■ **What to produce**:
Output every entry exactly as given.

Recorded data:
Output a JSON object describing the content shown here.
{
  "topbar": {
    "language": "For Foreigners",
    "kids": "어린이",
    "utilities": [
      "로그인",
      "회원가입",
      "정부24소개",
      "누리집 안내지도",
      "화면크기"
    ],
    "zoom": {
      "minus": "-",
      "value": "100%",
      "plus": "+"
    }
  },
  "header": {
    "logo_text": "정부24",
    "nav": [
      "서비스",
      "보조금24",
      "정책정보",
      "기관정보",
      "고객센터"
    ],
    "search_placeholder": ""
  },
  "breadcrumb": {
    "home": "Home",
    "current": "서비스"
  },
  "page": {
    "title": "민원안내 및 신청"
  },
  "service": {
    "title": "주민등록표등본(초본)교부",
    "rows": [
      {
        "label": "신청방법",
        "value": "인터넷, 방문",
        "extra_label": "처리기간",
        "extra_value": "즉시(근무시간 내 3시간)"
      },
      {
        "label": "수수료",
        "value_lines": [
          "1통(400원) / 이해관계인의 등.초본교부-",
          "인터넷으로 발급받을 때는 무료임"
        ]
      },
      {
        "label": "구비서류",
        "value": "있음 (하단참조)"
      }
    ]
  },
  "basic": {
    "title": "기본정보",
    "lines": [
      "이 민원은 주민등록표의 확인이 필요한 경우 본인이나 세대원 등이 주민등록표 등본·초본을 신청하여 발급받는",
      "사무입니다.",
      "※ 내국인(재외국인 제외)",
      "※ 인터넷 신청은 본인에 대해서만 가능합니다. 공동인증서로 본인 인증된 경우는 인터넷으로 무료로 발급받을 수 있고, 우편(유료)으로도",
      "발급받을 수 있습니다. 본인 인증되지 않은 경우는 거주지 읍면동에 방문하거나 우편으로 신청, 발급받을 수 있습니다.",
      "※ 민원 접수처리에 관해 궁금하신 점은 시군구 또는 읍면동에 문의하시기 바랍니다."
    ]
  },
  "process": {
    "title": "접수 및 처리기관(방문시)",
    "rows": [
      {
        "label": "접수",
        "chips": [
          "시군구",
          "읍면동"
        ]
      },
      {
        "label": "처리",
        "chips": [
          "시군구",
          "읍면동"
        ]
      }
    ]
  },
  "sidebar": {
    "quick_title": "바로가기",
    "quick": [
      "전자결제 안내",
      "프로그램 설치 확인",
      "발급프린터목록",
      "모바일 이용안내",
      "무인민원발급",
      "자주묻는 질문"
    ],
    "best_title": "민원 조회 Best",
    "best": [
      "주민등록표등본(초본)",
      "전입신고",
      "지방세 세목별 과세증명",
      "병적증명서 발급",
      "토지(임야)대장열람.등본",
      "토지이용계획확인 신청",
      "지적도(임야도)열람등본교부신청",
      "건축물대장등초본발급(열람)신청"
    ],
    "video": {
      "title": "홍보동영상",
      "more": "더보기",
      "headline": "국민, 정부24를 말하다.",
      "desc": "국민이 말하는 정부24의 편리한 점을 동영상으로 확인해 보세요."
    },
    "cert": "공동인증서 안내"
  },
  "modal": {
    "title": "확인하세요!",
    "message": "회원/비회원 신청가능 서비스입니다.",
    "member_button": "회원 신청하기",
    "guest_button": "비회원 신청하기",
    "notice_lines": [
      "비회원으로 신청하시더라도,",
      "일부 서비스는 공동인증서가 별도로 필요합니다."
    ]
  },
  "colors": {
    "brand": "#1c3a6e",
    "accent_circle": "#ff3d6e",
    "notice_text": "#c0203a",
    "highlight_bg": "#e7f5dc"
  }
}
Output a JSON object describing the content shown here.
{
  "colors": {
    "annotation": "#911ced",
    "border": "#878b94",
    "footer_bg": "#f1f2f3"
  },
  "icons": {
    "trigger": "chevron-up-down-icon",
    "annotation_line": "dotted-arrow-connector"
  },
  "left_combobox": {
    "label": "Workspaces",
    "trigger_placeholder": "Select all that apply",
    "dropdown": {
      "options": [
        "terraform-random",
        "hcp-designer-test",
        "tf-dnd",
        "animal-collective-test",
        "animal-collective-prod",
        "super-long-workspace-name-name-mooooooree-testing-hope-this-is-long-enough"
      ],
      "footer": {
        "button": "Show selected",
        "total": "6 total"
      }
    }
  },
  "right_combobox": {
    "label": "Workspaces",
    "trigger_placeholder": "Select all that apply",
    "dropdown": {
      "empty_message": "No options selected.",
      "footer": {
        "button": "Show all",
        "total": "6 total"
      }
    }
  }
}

■ **Exercise response**:
Output a JSON object describing the content shown here.
{
  "topbar": {
    "language": "For Foreigners",
    "kids": "어린이",
    "utilities": [
      "로그인",
      "회원가입",
      "정부24소개",
      "누리집 안내지도",
      "화면크기"
    ],
    "zoom": {
      "minus": "-",
      "value": "100%",
      "plus": "+"
    }
  },
  "header": {
    "logo_text": "정부24",
    "nav": [
      "서비스",
      "보조금24",
      "정책정보",
      "기관정보",
      "고객센터"
    ],
    "search_placeholder": ""
  },
  "breadcrumb": {
    "home": "Home",
    "current": "서비스"
  },
  "page": {
    "title": "민원안내 및 신청"
  },
  "service": {
    "title": "주민등록표등본(초본)교부",
    "rows": [
      {
        "label": "신청방법",
        "value": "인터넷, 방문",
        "extra_label": "처리기간",
        "extra_value": "즉시(근무시간 내 3시간)"
      },
      {
        "label": "수수료",
        "value_lines": [
          "1통(400원) / 이해관계인의 등.초본교부-",
          "인터넷으로 발급받을 때는 무료임"
        ]
      },
      {
        "label": "구비서류",
        "value": "있음 (하단참조)"
      }
    ]
  },
  "basic": {
    "title": "기본정보",
    "lines": [
      "이 민원은 주민등록표의 확인이 필요한 경우 본인이나 세대원 등이 주민등록표 등본·초본을 신청하여 발급받는",
      "사무입니다.",
      "※ 내국인(재외국인 제외)",
      "※ 인터넷 신청은 본인에 대해서만 가능합니다. 공동인증서로 본인 인증된 경우는 인터넷으로 무료로 발급받을 수 있고, 우편(유료)으로도",
      "발급받을 수 있습니다. 본인 인증되지 않은 경우는 거주지 읍면동에 방문하거나 우편으로 신청, 발급받을 수 있습니다.",
      "※ 민원 접수처리에 관해 궁금하신 점은 시군구 또는 읍면동에 문의하시기 바랍니다."
    ]
  },
  "process": {
    "title": "접수 및 처리기관(방문시)",
    "rows": [
      {
        "label": "접수",
        "chips": [
          "시군구",
          "읍면동"
        ]
      },
      {
        "label": "처리",
        "chips": [
          "시군구",
          "읍면동"
        ]
      }
    ]
  },
  "sidebar": {
    "quick_title": "바로가기",
    "quick": [
      "전자결제 안내",
      "프로그램 설치 확인",
      "발급프린터목록",
      "모바일 이용안내",
      "무인민원발급",
      "자주묻는 질문"
    ],
    "best_title": "민원 조회 Best",
    "best": [
      "주민등록표등본(초본)",
      "전입신고",
      "지방세 세목별 과세증명",
      "병적증명서 발급",
      "토지(임야)대장열람.등본",
      "토지이용계획확인 신청",
      "지적도(임야도)열람등본교부신청",
      "건축물대장등초본발급(열람)신청"
    ],
    "video": {
      "title": "홍보동영상",
      "more": "더보기",
      "headline": "국민, 정부24를 말하다.",
      "desc": "국민이 말하는 정부24의 편리한 점을 동영상으로 확인해 보세요."
    },
    "cert": "공동인증서 안내"
  },
  "modal": {
    "title": "확인하세요!",
    "message": "회원/비회원 신청가능 서비스입니다.",
    "member_button": "회원 신청하기",
    "guest_button": "비회원 신청하기",
    "notice_lines": [
      "비회원으로 신청하시더라도,",
      "일부 서비스는 공동인증서가 별도로 필요합니다."
    ]
  },
  "colors": {
    "brand": "#1c3a6e",
    "accent_circle": "#ff3d6e",
    "notice_text": "#c0203a",
    "highlight_bg": "#e7f5dc"
  }
}
Output a JSON object describing the content shown here.
{
  "colors": {
    "annotation": "#911ced",
    "border": "#878b94",
    "footer_bg": "#f1f2f3"
  },
  "icons": {
    "trigger": "chevron-up-down-icon",
    "annotation_line": "dotted-arrow-connector"
  },
  "left_combobox": {
    "label": "Workspaces",
    "trigger_placeholder": "Select all that apply",
    "dropdown": {
      "options": [
        "terraform-random",
        "hcp-designer-test",
        "tf-dnd",
        "animal-collective-test",
        "animal-collective-prod",
        "super-long-workspace-name-name-mooooooree-testing-hope-this-is-long-enough"
      ],
      "footer": {
        "button": "Show selected",
        "total": "6 total"
      }
    }
  },
  "right_combobox": {
    "label": "Workspaces",
    "trigger_placeholder": "Select all that apply",
    "dropdown": {
      "empty_message": "No options selected.",
      "footer": {
        "button": "Show all",
        "total": "6 total"
      }
    }
  }
}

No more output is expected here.